▶ What you need to do:
Please transcribe the listing below in full and word for word, without its pictures.

▶ Data provided:
►

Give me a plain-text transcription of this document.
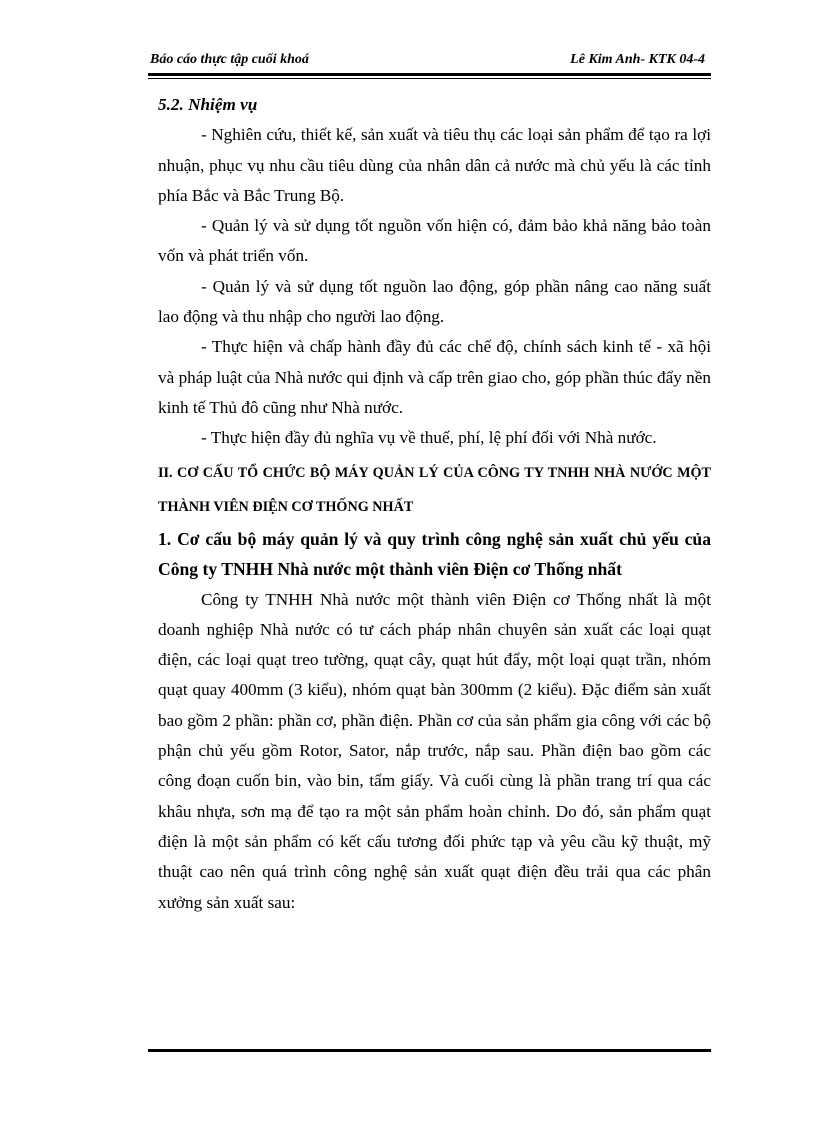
Báo cáo thực tập cuối khoá	Lê Kim Anh- KTK 04-4

5.2. Nhiệm vụ

- Nghiên cứu, thiết kế, sản xuất và tiêu thụ các loại sản phẩm để tạo ra lợi nhuận, phục vụ nhu cầu tiêu dùng của nhân dân cả nước mà chủ yếu là các tỉnh phía Bắc và Bắc Trung Bộ.

- Quản lý và sử dụng tốt nguồn vốn hiện có, đảm bảo khả năng bảo toàn vốn và phát triển vốn.

- Quản lý và sử dụng tốt nguồn lao động, góp phần nâng cao năng suất lao động và thu nhập cho người lao động.

- Thực hiện và chấp hành đầy đủ các chế độ, chính sách kinh tế - xã hội và pháp luật của Nhà nước qui định và cấp trên giao cho, góp phần thúc đẩy nền kinh tế Thủ đô cũng như Nhà nước.

- Thực hiện đầy đủ nghĩa vụ về thuế, phí, lệ phí đối với Nhà nước.

II. CƠ CẤU TỔ CHỨC BỘ MÁY QUẢN LÝ CỦA CÔNG TY TNHH NHÀ NƯỚC MỘT THÀNH VIÊN ĐIỆN CƠ THỐNG NHẤT

1. Cơ cấu bộ máy quản lý và quy trình công nghệ sản xuất chủ yếu của Công ty TNHH Nhà nước một thành viên Điện cơ Thống nhất

Công ty TNHH Nhà nước một thành viên Điện cơ Thống nhất là một doanh nghiệp Nhà nước có tư cách pháp nhân chuyên sản xuất các loại quạt điện, các loại quạt treo tường, quạt cây, quạt hút đẩy, một loại quạt trần, nhóm quạt quay 400mm (3 kiểu), nhóm quạt bàn 300mm (2 kiểu). Đặc điểm sản xuất bao gồm 2 phần: phần cơ, phần điện. Phần cơ của sản phẩm gia công với các bộ phận chủ yếu gồm Rotor, Sator, nắp trước, nắp sau. Phần điện bao gồm các công đoạn cuốn bin, vào bin, tẩm giấy. Và cuối cùng là phần trang trí qua các khâu nhựa, sơn mạ để tạo ra một sản phẩm hoàn chỉnh. Do đó, sản phẩm quạt điện là một sản phẩm có kết cấu tương đối phức tạp và yêu cầu kỹ thuật, mỹ thuật cao nên quá trình công nghệ sản xuất quạt điện đều trải qua các phân xưởng sản xuất sau:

◄

▶ Answer to the exercise:
Give me a plain-text transcription of this document.
Báo cáo thực tập cuối khoá	Lê Kim Anh- KTK 04-4

5.2. Nhiệm vụ

- Nghiên cứu, thiết kế, sản xuất và tiêu thụ các loại sản phẩm để tạo ra lợi nhuận, phục vụ nhu cầu tiêu dùng của nhân dân cả nước mà chủ yếu là các tỉnh phía Bắc và Bắc Trung Bộ.

- Quản lý và sử dụng tốt nguồn vốn hiện có, đảm bảo khả năng bảo toàn vốn và phát triển vốn.

- Quản lý và sử dụng tốt nguồn lao động, góp phần nâng cao năng suất lao động và thu nhập cho người lao động.

- Thực hiện và chấp hành đầy đủ các chế độ, chính sách kinh tế - xã hội và pháp luật của Nhà nước qui định và cấp trên giao cho, góp phần thúc đẩy nền kinh tế Thủ đô cũng như Nhà nước.

- Thực hiện đầy đủ nghĩa vụ về thuế, phí, lệ phí đối với Nhà nước.

II. CƠ CẤU TỔ CHỨC BỘ MÁY QUẢN LÝ CỦA CÔNG TY TNHH NHÀ NƯỚC MỘT THÀNH VIÊN ĐIỆN CƠ THỐNG NHẤT

1. Cơ cấu bộ máy quản lý và quy trình công nghệ sản xuất chủ yếu của Công ty TNHH Nhà nước một thành viên Điện cơ Thống nhất

Công ty TNHH Nhà nước một thành viên Điện cơ Thống nhất là một doanh nghiệp Nhà nước có tư cách pháp nhân chuyên sản xuất các loại quạt điện, các loại quạt treo tường, quạt cây, quạt hút đẩy, một loại quạt trần, nhóm quạt quay 400mm (3 kiểu), nhóm quạt bàn 300mm (2 kiểu). Đặc điểm sản xuất bao gồm 2 phần: phần cơ, phần điện. Phần cơ của sản phẩm gia công với các bộ phận chủ yếu gồm Rotor, Sator, nắp trước, nắp sau. Phần điện bao gồm các công đoạn cuốn bin, vào bin, tẩm giấy. Và cuối cùng là phần trang trí qua các khâu nhựa, sơn mạ để tạo ra một sản phẩm hoàn chỉnh. Do đó, sản phẩm quạt điện là một sản phẩm có kết cấu tương đối phức tạp và yêu cầu kỹ thuật, mỹ thuật cao nên quá trình công nghệ sản xuất quạt điện đều trải qua các phân xưởng sản xuất sau:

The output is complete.